» **What the task asks**
Please copy all the lines that follow, word for word.

[Entries taken from a collection]
★ ★ ★ ★ ★

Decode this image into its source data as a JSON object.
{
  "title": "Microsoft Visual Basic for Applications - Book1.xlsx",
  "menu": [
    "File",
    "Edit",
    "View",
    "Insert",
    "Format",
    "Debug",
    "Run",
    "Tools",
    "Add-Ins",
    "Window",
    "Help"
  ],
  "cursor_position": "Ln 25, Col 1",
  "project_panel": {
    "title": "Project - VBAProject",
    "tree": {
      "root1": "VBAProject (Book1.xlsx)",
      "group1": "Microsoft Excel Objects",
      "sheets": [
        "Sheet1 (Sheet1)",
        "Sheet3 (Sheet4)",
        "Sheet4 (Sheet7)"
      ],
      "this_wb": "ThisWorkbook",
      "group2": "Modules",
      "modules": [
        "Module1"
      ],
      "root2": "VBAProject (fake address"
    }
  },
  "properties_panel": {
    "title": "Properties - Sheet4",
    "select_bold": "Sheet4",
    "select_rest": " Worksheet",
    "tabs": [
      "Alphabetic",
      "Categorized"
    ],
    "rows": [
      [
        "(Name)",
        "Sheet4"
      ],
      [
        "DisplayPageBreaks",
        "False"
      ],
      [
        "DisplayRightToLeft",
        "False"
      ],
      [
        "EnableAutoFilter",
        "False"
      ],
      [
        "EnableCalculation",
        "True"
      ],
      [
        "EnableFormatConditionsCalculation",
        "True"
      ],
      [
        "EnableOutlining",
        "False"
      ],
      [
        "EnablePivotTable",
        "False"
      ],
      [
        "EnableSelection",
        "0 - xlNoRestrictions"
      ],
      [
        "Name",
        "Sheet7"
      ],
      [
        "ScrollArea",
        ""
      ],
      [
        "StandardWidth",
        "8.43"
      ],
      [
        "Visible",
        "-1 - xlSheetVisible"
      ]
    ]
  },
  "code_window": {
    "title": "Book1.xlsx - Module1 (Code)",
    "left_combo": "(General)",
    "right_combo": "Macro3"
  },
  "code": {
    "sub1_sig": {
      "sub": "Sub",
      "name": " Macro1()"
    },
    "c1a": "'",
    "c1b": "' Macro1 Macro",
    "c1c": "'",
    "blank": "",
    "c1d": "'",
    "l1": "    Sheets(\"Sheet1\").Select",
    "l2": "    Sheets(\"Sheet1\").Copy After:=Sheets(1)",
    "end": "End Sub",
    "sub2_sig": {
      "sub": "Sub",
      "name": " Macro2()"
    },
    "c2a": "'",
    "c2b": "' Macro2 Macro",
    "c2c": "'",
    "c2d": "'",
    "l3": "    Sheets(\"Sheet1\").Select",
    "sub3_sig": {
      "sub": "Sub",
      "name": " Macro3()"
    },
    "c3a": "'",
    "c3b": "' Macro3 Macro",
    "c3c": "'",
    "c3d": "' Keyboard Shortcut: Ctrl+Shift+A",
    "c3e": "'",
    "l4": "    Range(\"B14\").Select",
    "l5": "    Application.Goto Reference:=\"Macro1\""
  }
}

★ ★ ★ ★ ★

» **Expected output**
Decode this image into its source data as a JSON object.
{
  "title": "Microsoft Visual Basic for Applications - Book1.xlsx",
  "menu": [
    "File",
    "Edit",
    "View",
    "Insert",
    "Format",
    "Debug",
    "Run",
    "Tools",
    "Add-Ins",
    "Window",
    "Help"
  ],
  "cursor_position": "Ln 25, Col 1",
  "project_panel": {
    "title": "Project - VBAProject",
    "tree": {
      "root1": "VBAProject (Book1.xlsx)",
      "group1": "Microsoft Excel Objects",
      "sheets": [
        "Sheet1 (Sheet1)",
        "Sheet3 (Sheet4)",
        "Sheet4 (Sheet7)"
      ],
      "this_wb": "ThisWorkbook",
      "group2": "Modules",
      "modules": [
        "Module1"
      ],
      "root2": "VBAProject (fake address"
    }
  },
  "properties_panel": {
    "title": "Properties - Sheet4",
    "select_bold": "Sheet4",
    "select_rest": " Worksheet",
    "tabs": [
      "Alphabetic",
      "Categorized"
    ],
    "rows": [
      [
        "(Name)",
        "Sheet4"
      ],
      [
        "DisplayPageBreaks",
        "False"
      ],
      [
        "DisplayRightToLeft",
        "False"
      ],
      [
        "EnableAutoFilter",
        "False"
      ],
      [
        "EnableCalculation",
        "True"
      ],
      [
        "EnableFormatConditionsCalculation",
        "True"
      ],
      [
        "EnableOutlining",
        "False"
      ],
      [
        "EnablePivotTable",
        "False"
      ],
      [
        "EnableSelection",
        "0 - xlNoRestrictions"
      ],
      [
        "Name",
        "Sheet7"
      ],
      [
        "ScrollArea",
        ""
      ],
      [
        "StandardWidth",
        "8.43"
      ],
      [
        "Visible",
        "-1 - xlSheetVisible"
      ]
    ]
  },
  "code_window": {
    "title": "Book1.xlsx - Module1 (Code)",
    "left_combo": "(General)",
    "right_combo": "Macro3"
  },
  "code": {
    "sub1_sig": {
      "sub": "Sub",
      "name": " Macro1()"
    },
    "c1a": "'",
    "c1b": "' Macro1 Macro",
    "c1c": "'",
    "blank": "",
    "c1d": "'",
    "l1": "    Sheets(\"Sheet1\").Select",
    "l2": "    Sheets(\"Sheet1\").Copy After:=Sheets(1)",
    "end": "End Sub",
    "sub2_sig": {
      "sub": "Sub",
      "name": " Macro2()"
    },
    "c2a": "'",
    "c2b": "' Macro2 Macro",
    "c2c": "'",
    "c2d": "'",
    "l3": "    Sheets(\"Sheet1\").Select",
    "sub3_sig": {
      "sub": "Sub",
      "name": " Macro3()"
    },
    "c3a": "'",
    "c3b": "' Macro3 Macro",
    "c3c": "'",
    "c3d": "' Keyboard Shortcut: Ctrl+Shift+A",
    "c3e": "'",
    "l4": "    Range(\"B14\").Select",
    "l5": "    Application.Goto Reference:=\"Macro1\""
  }
}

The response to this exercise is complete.